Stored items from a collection
------------------------------------------------------------------------

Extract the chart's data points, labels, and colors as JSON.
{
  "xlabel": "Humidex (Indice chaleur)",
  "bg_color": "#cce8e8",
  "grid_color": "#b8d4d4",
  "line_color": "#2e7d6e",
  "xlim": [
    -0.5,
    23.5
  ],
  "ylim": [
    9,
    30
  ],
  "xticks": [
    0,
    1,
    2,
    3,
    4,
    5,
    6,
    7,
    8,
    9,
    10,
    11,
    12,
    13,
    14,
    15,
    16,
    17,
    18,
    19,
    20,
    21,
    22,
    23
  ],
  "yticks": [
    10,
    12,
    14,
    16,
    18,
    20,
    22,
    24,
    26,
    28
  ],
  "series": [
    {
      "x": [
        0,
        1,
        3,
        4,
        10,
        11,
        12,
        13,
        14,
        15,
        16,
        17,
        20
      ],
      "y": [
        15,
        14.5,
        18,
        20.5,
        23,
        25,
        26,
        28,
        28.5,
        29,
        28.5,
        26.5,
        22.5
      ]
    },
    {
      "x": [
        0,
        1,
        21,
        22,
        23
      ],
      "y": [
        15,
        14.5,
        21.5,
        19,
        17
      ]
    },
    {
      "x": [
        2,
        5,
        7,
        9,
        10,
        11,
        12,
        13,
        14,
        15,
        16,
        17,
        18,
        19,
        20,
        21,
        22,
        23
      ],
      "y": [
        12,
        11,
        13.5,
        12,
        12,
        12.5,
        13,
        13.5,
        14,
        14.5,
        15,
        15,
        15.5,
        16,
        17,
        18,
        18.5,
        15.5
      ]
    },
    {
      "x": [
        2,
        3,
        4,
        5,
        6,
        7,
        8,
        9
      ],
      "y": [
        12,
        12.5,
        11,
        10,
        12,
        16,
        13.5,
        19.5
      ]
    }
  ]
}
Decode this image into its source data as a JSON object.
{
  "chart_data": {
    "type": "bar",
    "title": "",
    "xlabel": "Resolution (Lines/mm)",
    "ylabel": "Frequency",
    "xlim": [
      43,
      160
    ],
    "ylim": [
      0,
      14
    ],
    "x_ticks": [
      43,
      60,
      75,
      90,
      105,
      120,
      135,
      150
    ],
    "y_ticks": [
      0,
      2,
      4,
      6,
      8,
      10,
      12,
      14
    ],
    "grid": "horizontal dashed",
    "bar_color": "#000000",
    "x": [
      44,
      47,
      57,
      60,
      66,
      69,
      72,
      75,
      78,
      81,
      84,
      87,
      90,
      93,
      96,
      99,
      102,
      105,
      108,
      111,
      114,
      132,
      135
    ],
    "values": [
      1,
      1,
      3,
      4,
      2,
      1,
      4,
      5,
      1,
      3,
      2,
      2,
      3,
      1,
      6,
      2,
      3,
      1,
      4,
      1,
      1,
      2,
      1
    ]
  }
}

------------------------------------------------------------------------

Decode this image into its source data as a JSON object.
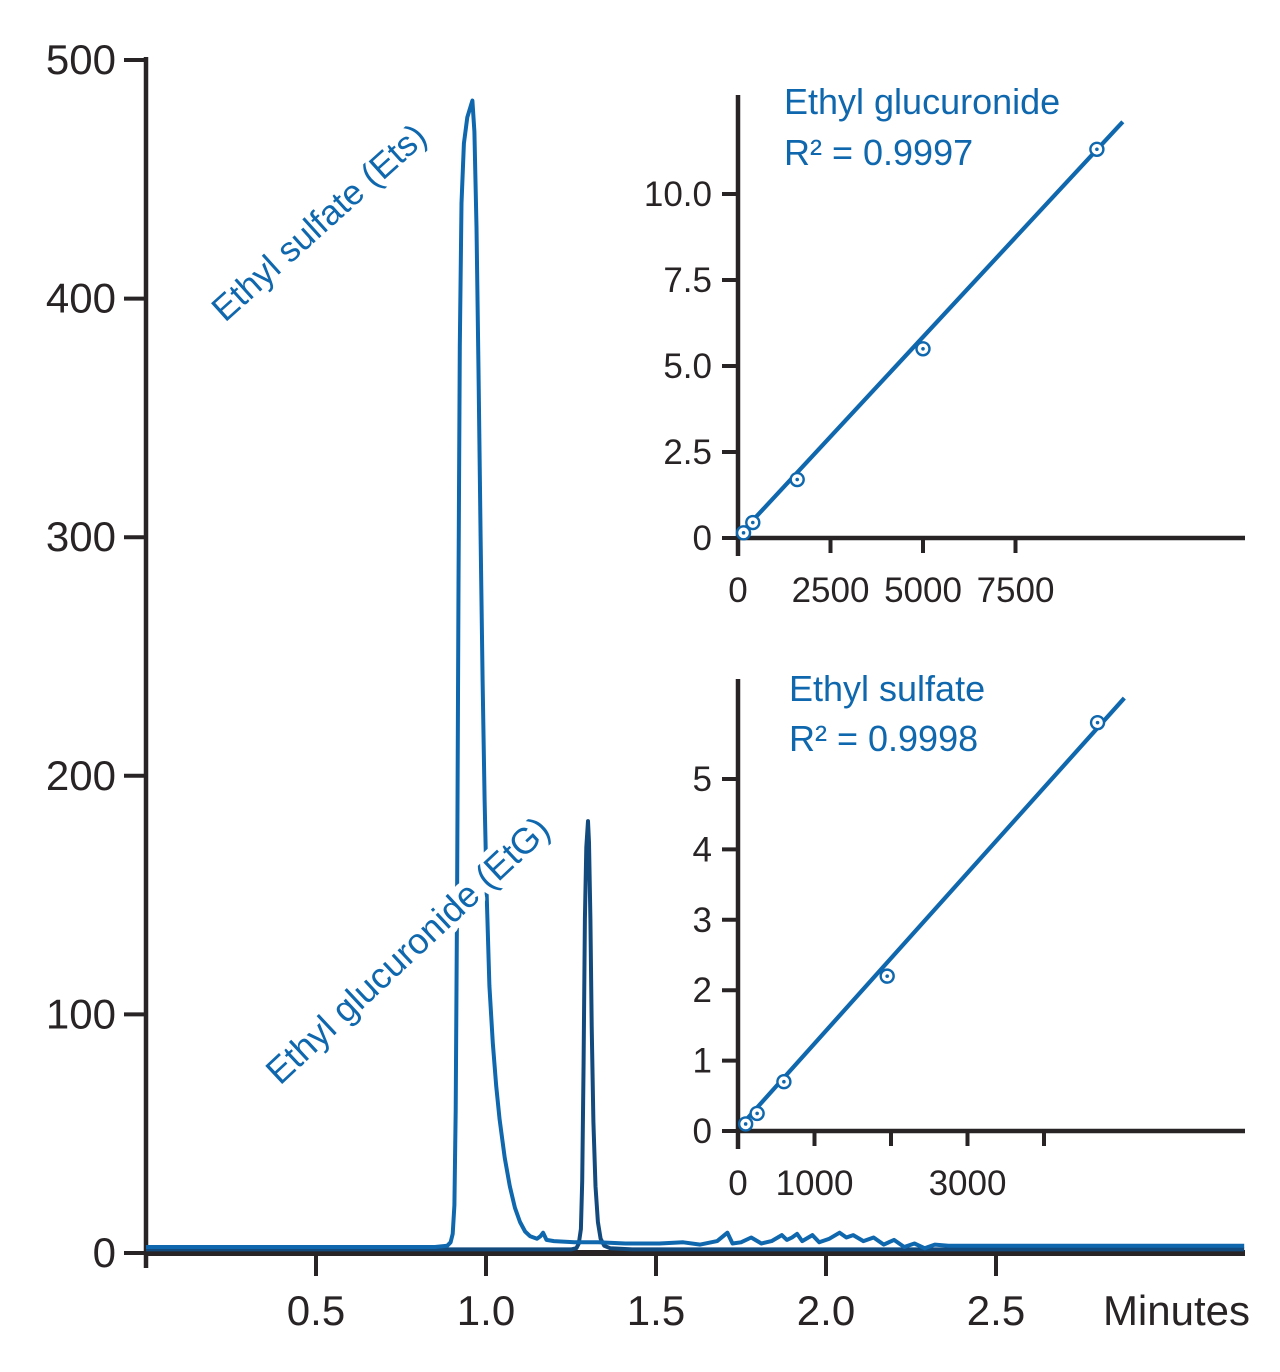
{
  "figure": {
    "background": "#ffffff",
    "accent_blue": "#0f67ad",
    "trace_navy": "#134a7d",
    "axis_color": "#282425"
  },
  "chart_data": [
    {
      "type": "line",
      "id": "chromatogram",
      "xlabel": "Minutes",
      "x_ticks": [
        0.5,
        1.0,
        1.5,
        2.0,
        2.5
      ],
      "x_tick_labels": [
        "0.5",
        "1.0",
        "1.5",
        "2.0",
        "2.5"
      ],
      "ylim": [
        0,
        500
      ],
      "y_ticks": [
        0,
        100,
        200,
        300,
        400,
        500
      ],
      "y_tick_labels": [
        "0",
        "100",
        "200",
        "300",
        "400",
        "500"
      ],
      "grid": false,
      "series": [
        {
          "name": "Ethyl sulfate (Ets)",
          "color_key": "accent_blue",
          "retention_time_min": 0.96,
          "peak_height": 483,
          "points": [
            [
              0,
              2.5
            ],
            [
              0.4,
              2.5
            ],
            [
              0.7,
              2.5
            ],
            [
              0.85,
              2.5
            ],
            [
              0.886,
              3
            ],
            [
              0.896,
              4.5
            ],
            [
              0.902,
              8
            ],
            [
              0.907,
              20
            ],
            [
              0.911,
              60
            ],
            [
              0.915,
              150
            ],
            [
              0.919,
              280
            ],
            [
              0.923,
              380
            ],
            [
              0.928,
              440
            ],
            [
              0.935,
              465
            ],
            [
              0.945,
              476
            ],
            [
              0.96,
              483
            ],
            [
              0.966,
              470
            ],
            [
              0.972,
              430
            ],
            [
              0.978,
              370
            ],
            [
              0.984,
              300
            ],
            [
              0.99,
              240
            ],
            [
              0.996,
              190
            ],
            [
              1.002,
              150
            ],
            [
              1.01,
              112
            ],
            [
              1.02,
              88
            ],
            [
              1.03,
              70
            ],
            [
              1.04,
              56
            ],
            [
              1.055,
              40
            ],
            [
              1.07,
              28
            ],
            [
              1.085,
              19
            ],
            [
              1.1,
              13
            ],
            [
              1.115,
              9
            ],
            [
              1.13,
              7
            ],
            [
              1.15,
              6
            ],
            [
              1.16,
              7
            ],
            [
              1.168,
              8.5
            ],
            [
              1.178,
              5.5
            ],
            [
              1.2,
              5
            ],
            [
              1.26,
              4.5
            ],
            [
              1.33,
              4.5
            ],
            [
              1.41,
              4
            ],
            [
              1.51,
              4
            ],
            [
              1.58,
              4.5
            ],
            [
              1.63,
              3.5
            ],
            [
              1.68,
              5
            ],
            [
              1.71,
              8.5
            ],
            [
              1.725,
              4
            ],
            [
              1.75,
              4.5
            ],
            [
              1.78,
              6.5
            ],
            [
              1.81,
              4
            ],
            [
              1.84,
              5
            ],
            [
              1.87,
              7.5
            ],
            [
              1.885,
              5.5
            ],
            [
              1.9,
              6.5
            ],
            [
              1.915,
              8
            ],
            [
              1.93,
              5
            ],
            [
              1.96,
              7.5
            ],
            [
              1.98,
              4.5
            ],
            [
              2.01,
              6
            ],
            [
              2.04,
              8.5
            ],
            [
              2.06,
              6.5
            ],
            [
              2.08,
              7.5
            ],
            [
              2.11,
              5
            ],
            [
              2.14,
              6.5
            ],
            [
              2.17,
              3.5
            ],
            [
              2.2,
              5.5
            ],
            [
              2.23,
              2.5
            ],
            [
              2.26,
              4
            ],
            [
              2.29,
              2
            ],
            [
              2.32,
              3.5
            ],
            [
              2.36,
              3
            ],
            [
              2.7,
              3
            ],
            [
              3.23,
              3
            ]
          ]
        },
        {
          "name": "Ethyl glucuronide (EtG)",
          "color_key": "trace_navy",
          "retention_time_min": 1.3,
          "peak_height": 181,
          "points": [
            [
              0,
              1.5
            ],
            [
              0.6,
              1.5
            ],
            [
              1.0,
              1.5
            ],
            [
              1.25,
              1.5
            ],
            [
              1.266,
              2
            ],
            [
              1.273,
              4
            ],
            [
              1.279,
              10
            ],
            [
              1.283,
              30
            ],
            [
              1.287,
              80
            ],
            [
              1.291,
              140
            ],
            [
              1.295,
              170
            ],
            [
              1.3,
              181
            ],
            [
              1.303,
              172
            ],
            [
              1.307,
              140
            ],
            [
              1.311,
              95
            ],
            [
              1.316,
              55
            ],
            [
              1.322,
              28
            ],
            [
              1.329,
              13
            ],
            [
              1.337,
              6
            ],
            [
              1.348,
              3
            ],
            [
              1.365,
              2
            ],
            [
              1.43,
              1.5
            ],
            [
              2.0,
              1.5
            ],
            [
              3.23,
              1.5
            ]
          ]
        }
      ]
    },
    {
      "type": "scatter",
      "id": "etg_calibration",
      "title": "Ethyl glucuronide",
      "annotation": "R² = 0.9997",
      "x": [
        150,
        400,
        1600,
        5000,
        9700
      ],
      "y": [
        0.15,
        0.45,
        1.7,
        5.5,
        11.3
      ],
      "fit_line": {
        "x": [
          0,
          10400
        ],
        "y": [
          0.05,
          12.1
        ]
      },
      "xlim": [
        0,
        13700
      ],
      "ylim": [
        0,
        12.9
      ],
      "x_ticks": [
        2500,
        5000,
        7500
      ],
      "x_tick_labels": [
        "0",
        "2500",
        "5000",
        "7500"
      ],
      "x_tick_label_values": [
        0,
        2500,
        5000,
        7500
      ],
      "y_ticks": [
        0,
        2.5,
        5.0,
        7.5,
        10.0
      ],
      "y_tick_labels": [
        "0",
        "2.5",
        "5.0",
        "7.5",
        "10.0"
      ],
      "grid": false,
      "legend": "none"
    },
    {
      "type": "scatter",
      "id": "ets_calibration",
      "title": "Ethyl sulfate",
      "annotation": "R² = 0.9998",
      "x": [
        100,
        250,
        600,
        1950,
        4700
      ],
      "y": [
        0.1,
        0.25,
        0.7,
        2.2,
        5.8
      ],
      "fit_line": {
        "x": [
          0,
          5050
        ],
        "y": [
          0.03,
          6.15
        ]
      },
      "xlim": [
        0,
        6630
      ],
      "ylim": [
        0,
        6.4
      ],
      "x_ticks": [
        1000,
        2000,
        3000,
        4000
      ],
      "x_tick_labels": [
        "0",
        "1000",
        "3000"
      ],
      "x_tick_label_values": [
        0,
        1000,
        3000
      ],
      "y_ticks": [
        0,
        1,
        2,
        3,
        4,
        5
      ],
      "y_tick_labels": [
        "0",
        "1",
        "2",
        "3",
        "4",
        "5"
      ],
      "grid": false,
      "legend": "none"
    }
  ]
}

------------------------------------------------------------------------

### Goal of the exercise
Which lines hold the word "name"? Return all of them from the records above.

### The result
          "name": "Ethyl sulfate (Ets)",
          "name": "Ethyl glucuronide (EtG)",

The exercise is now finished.